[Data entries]
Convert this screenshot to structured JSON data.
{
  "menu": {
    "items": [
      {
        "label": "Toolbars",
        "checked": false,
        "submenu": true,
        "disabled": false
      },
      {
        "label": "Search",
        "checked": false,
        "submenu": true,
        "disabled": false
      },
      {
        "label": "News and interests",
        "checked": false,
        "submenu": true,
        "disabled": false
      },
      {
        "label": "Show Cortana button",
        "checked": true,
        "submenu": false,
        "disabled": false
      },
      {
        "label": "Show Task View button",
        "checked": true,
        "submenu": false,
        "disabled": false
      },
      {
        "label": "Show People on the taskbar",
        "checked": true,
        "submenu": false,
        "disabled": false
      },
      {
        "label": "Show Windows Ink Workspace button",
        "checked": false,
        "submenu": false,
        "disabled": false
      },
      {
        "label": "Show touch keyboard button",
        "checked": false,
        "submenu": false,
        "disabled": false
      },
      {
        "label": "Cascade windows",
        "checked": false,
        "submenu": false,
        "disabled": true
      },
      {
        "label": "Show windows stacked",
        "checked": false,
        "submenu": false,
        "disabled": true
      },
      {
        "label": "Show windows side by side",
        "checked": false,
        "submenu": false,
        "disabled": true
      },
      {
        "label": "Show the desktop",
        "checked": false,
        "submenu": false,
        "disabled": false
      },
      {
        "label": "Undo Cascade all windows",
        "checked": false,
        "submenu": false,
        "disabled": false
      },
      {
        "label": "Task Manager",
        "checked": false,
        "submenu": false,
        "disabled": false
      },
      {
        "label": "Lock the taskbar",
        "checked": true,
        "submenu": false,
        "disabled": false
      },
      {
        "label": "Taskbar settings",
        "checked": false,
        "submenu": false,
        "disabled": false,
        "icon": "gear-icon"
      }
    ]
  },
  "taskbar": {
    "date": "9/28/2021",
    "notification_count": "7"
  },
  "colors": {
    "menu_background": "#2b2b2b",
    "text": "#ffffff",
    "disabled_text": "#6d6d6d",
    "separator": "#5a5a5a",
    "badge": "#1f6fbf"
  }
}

_WHAT YOU NEED TO DO_
Above are the records; retype them all without a single difference.

_FULL ANSWER_
Convert this screenshot to structured JSON data.
{
  "menu": {
    "items": [
      {
        "label": "Toolbars",
        "checked": false,
        "submenu": true,
        "disabled": false
      },
      {
        "label": "Search",
        "checked": false,
        "submenu": true,
        "disabled": false
      },
      {
        "label": "News and interests",
        "checked": false,
        "submenu": true,
        "disabled": false
      },
      {
        "label": "Show Cortana button",
        "checked": true,
        "submenu": false,
        "disabled": false
      },
      {
        "label": "Show Task View button",
        "checked": true,
        "submenu": false,
        "disabled": false
      },
      {
        "label": "Show People on the taskbar",
        "checked": true,
        "submenu": false,
        "disabled": false
      },
      {
        "label": "Show Windows Ink Workspace button",
        "checked": false,
        "submenu": false,
        "disabled": false
      },
      {
        "label": "Show touch keyboard button",
        "checked": false,
        "submenu": false,
        "disabled": false
      },
      {
        "label": "Cascade windows",
        "checked": false,
        "submenu": false,
        "disabled": true
      },
      {
        "label": "Show windows stacked",
        "checked": false,
        "submenu": false,
        "disabled": true
      },
      {
        "label": "Show windows side by side",
        "checked": false,
        "submenu": false,
        "disabled": true
      },
      {
        "label": "Show the desktop",
        "checked": false,
        "submenu": false,
        "disabled": false
      },
      {
        "label": "Undo Cascade all windows",
        "checked": false,
        "submenu": false,
        "disabled": false
      },
      {
        "label": "Task Manager",
        "checked": false,
        "submenu": false,
        "disabled": false
      },
      {
        "label": "Lock the taskbar",
        "checked": true,
        "submenu": false,
        "disabled": false
      },
      {
        "label": "Taskbar settings",
        "checked": false,
        "submenu": false,
        "disabled": false,
        "icon": "gear-icon"
      }
    ]
  },
  "taskbar": {
    "date": "9/28/2021",
    "notification_count": "7"
  },
  "colors": {
    "menu_background": "#2b2b2b",
    "text": "#ffffff",
    "disabled_text": "#6d6d6d",
    "separator": "#5a5a5a",
    "badge": "#1f6fbf"
  }
}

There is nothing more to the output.